■ SUPPLIED MATERIAL:
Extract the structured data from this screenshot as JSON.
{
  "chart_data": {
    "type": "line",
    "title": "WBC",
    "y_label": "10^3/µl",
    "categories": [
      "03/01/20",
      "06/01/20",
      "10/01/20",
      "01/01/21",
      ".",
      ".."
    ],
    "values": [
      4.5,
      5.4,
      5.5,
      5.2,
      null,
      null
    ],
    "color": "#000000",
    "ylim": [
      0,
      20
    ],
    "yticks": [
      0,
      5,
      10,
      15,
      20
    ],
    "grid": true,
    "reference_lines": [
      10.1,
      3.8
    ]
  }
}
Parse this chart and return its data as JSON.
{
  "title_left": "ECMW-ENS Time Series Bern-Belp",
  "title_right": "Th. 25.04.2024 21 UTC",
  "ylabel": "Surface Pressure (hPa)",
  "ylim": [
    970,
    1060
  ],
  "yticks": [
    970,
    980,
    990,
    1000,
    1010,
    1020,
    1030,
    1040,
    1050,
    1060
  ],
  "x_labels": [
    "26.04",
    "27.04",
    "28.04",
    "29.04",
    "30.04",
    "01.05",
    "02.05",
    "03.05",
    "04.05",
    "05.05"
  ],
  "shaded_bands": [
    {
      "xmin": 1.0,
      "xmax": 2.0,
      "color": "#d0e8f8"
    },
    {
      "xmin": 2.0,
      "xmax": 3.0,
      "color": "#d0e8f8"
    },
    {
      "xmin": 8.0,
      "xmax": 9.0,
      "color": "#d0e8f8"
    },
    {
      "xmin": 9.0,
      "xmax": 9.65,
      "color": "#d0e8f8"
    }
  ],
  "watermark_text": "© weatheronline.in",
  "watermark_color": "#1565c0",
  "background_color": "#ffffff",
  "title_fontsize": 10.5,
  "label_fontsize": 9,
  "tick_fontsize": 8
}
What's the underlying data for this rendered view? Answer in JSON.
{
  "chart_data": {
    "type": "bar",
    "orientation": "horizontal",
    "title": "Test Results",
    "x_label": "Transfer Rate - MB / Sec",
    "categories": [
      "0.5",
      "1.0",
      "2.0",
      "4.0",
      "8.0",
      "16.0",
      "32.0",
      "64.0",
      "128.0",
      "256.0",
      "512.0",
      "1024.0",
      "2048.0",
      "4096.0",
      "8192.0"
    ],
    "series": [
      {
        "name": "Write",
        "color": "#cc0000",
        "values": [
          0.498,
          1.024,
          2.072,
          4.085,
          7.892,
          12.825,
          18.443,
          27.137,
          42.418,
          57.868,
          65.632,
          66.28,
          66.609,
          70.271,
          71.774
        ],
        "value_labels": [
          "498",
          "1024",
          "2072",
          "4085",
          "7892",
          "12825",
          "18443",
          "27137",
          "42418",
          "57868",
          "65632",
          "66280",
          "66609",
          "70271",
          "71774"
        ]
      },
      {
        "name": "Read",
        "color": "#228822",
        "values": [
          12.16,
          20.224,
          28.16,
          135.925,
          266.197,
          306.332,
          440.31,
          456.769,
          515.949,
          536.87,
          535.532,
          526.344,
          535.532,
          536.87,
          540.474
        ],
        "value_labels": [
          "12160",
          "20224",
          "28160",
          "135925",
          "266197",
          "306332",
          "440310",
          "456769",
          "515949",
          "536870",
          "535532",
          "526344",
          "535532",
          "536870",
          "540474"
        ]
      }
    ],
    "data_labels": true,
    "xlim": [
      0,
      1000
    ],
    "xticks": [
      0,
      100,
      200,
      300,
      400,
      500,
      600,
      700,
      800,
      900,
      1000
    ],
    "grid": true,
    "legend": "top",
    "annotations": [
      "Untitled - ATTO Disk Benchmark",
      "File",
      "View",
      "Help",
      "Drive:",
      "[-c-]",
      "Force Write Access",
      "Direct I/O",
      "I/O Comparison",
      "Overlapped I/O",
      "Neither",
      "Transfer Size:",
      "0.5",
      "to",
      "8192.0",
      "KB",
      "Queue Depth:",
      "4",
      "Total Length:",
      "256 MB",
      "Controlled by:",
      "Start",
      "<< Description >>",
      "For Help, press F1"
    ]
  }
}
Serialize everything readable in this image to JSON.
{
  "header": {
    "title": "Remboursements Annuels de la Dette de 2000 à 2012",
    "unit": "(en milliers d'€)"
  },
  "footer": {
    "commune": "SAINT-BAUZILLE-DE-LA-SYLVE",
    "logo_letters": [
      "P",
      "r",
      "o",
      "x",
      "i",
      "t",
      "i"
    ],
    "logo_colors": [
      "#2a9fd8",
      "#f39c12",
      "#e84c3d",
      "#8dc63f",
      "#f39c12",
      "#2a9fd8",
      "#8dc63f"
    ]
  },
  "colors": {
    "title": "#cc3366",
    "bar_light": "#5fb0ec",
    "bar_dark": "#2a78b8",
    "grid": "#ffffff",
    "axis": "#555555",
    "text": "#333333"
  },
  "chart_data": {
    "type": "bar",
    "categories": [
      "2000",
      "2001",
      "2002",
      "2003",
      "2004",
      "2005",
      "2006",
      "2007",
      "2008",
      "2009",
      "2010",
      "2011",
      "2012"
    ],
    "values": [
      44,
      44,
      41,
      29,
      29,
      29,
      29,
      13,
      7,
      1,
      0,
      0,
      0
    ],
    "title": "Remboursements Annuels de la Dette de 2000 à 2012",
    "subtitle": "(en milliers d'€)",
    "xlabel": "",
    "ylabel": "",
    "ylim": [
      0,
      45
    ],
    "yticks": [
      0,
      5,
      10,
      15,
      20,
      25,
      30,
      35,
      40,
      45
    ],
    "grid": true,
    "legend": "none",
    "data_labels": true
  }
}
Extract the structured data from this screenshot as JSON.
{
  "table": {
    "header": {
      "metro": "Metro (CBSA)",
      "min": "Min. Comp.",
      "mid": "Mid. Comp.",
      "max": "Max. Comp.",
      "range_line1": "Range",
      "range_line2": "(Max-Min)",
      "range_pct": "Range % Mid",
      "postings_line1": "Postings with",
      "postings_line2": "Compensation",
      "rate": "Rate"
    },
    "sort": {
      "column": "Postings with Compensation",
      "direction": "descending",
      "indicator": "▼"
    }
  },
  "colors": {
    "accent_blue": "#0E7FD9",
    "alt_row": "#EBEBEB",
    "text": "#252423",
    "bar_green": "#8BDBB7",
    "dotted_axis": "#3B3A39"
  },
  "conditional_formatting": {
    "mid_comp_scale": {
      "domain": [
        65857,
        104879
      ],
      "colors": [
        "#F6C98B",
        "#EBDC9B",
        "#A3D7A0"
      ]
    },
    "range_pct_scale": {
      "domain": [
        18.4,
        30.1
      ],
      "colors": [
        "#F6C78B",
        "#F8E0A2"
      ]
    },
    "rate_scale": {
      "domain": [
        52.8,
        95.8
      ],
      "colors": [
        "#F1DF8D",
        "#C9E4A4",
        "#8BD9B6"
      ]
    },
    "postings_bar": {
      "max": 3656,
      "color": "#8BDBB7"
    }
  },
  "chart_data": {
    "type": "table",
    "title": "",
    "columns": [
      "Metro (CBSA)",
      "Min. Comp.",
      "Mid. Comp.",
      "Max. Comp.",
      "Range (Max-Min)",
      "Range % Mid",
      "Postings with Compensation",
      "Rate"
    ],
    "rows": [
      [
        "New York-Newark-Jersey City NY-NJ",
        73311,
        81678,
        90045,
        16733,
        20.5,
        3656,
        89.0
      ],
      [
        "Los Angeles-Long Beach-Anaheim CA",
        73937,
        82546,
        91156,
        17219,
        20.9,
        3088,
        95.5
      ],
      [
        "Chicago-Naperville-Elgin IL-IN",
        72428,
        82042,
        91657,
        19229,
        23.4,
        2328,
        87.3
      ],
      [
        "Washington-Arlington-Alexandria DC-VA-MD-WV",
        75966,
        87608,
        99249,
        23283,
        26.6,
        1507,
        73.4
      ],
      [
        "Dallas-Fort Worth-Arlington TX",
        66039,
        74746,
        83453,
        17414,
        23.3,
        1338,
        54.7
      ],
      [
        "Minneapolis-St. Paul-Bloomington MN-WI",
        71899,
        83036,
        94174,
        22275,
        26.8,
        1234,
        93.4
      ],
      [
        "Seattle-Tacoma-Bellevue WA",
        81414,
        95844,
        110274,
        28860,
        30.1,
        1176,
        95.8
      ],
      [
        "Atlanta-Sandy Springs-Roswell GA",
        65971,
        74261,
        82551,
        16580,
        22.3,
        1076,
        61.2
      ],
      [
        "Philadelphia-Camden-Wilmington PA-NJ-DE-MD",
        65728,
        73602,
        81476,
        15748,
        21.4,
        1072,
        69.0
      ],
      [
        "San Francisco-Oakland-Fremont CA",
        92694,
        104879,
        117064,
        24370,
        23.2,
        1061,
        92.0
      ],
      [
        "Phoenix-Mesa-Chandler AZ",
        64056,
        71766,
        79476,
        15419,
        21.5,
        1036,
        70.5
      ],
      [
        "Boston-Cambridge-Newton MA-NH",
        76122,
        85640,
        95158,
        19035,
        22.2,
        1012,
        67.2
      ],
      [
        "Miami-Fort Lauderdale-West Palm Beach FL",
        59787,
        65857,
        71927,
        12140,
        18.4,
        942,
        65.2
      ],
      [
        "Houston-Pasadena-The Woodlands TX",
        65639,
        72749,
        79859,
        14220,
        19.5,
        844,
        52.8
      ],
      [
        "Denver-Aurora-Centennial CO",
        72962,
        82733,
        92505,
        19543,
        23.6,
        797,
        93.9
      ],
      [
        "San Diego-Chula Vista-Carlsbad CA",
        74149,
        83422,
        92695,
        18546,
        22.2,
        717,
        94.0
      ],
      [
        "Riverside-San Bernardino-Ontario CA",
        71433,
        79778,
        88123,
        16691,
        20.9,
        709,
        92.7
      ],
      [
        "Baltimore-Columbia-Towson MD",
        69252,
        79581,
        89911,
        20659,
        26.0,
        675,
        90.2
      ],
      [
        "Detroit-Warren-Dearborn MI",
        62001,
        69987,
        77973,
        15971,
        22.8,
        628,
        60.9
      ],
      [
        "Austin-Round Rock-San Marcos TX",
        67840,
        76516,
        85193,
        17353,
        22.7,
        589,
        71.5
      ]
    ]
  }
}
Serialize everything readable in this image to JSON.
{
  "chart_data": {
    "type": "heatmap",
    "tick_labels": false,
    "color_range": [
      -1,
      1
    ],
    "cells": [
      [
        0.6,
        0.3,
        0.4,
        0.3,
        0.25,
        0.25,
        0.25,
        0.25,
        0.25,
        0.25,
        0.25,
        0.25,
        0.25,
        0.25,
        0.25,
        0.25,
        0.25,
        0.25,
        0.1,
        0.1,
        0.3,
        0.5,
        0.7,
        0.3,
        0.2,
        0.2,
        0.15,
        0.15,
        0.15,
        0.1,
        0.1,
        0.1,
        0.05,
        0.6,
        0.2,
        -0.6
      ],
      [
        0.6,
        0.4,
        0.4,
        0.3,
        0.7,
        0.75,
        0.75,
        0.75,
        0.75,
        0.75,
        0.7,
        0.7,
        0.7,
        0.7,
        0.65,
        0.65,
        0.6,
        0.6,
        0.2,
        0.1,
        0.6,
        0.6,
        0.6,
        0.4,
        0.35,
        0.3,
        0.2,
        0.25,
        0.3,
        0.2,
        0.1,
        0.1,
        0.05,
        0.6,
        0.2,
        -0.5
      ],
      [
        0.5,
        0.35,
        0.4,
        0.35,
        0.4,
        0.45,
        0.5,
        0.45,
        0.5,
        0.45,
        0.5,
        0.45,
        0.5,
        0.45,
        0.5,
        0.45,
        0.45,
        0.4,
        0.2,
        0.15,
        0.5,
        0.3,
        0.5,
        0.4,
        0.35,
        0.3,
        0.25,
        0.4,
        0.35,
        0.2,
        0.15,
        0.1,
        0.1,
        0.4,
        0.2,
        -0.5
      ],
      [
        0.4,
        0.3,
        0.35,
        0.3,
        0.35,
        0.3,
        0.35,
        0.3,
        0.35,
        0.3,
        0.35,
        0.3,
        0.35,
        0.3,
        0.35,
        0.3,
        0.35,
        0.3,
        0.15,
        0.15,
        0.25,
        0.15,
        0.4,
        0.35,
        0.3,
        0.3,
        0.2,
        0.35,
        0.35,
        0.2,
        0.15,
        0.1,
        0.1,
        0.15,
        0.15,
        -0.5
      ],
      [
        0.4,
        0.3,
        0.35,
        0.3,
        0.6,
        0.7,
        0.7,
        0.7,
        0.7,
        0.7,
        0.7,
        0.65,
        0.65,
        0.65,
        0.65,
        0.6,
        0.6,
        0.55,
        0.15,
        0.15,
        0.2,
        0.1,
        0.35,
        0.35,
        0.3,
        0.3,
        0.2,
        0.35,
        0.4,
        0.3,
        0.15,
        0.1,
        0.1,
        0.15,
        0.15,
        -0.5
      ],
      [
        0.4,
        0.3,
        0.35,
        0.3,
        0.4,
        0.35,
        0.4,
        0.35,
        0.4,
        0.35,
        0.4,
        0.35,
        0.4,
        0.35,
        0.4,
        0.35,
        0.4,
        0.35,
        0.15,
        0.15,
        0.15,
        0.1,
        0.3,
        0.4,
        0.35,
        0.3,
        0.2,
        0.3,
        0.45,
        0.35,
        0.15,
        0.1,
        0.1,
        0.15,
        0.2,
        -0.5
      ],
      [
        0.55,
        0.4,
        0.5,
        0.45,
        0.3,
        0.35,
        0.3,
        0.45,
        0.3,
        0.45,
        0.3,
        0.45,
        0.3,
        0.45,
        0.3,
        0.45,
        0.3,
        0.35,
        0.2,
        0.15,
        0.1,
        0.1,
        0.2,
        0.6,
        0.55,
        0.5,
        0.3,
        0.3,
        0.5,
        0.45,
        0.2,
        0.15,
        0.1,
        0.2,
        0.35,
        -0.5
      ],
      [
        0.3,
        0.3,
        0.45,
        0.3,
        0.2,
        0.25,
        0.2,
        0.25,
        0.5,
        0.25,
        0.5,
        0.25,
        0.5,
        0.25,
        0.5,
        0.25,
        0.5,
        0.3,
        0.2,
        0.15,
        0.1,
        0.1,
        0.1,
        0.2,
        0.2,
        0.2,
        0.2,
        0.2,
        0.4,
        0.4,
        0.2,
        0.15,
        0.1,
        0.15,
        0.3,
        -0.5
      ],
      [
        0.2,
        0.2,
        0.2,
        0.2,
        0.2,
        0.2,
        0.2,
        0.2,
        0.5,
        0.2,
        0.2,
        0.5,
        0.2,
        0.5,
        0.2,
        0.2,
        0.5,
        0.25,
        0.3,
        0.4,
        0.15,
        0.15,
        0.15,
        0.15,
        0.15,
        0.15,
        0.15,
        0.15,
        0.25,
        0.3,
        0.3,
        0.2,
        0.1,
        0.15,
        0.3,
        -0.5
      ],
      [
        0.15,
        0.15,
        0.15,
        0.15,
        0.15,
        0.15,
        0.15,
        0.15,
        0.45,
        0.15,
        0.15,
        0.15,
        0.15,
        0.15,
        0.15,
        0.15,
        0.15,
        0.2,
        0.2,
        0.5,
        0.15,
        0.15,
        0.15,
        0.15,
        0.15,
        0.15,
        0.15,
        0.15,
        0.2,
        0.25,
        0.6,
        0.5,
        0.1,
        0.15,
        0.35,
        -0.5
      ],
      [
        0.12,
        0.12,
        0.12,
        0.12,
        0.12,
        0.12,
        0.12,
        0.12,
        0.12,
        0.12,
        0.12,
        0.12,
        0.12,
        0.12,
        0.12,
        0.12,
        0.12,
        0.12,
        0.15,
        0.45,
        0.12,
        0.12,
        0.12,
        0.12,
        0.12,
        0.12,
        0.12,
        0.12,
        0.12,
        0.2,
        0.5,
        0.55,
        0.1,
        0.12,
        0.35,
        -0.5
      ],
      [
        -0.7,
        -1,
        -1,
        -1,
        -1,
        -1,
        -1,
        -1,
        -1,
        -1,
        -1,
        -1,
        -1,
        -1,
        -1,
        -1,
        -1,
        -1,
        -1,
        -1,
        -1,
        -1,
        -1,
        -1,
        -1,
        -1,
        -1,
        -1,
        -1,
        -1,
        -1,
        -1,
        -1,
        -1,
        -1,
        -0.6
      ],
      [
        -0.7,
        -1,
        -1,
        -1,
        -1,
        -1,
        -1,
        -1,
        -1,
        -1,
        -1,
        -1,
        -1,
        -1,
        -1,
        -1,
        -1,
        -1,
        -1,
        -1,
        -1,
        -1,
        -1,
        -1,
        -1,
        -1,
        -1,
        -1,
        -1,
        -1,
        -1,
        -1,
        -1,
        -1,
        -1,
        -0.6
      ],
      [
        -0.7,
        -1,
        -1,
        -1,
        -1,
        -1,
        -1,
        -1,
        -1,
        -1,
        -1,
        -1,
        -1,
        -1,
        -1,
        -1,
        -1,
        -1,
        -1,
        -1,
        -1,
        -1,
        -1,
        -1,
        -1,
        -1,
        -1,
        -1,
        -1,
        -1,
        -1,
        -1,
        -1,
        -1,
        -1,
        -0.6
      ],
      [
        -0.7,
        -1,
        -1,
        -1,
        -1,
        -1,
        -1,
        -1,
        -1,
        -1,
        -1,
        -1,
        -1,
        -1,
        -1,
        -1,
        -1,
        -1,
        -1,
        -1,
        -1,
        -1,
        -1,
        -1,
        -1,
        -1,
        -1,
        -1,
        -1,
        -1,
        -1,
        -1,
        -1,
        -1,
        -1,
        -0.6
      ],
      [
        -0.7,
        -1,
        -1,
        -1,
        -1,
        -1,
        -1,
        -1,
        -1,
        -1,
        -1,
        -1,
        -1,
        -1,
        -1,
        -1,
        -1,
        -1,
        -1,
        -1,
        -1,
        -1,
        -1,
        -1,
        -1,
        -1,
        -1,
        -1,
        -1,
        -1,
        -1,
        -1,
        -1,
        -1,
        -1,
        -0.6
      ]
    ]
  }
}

■ YOUR OBJECTIVE:
State, as a bare number, how many lines of the listing hold the word "Fort".

■ SOLUTION:
2